— Start Records to process —

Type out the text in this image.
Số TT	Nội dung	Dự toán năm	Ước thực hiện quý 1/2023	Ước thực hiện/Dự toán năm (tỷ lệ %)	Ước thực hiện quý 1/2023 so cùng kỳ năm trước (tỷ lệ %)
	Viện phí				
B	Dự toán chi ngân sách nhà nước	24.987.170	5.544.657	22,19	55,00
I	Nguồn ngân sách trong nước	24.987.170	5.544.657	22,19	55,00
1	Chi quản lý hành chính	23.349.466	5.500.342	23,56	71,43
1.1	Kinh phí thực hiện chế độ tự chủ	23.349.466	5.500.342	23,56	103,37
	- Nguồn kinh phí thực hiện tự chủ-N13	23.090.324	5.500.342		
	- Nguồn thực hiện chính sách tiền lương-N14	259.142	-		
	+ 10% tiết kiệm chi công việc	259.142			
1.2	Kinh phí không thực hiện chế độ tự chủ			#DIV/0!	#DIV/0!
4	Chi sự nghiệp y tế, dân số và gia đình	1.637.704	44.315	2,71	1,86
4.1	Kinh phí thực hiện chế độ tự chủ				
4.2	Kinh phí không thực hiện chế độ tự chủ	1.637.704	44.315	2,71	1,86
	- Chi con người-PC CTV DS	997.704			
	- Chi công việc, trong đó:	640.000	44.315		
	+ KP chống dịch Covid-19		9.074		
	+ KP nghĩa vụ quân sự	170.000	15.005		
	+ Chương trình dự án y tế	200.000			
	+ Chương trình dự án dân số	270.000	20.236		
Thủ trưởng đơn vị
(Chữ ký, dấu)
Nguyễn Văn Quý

— End Records to process —

• **Your task**
Using the data above, reproduce every line exactly.

• **Task answer**
Type out the text in this image.
Số TT	Nội dung	Dự toán năm	Ước thực hiện quý 1/2023	Ước thực hiện/Dự toán năm (tỷ lệ %)	Ước thực hiện quý 1/2023 so cùng kỳ năm trước (tỷ lệ %)
	Viện phí				
B	Dự toán chi ngân sách nhà nước	24.987.170	5.544.657	22,19	55,00
I	Nguồn ngân sách trong nước	24.987.170	5.544.657	22,19	55,00
1	Chi quản lý hành chính	23.349.466	5.500.342	23,56	71,43
1.1	Kinh phí thực hiện chế độ tự chủ	23.349.466	5.500.342	23,56	103,37
	- Nguồn kinh phí thực hiện tự chủ-N13	23.090.324	5.500.342		
	- Nguồn thực hiện chính sách tiền lương-N14	259.142	-		
	+ 10% tiết kiệm chi công việc	259.142			
1.2	Kinh phí không thực hiện chế độ tự chủ			#DIV/0!	#DIV/0!
4	Chi sự nghiệp y tế, dân số và gia đình	1.637.704	44.315	2,71	1,86
4.1	Kinh phí thực hiện chế độ tự chủ				
4.2	Kinh phí không thực hiện chế độ tự chủ	1.637.704	44.315	2,71	1,86
	- Chi con người-PC CTV DS	997.704			
	- Chi công việc, trong đó:	640.000	44.315		
	+ KP chống dịch Covid-19		9.074		
	+ KP nghĩa vụ quân sự	170.000	15.005		
	+ Chương trình dự án y tế	200.000			
	+ Chương trình dự án dân số	270.000	20.236		
Thủ trưởng đơn vị
(Chữ ký, dấu)
Nguyễn Văn Quý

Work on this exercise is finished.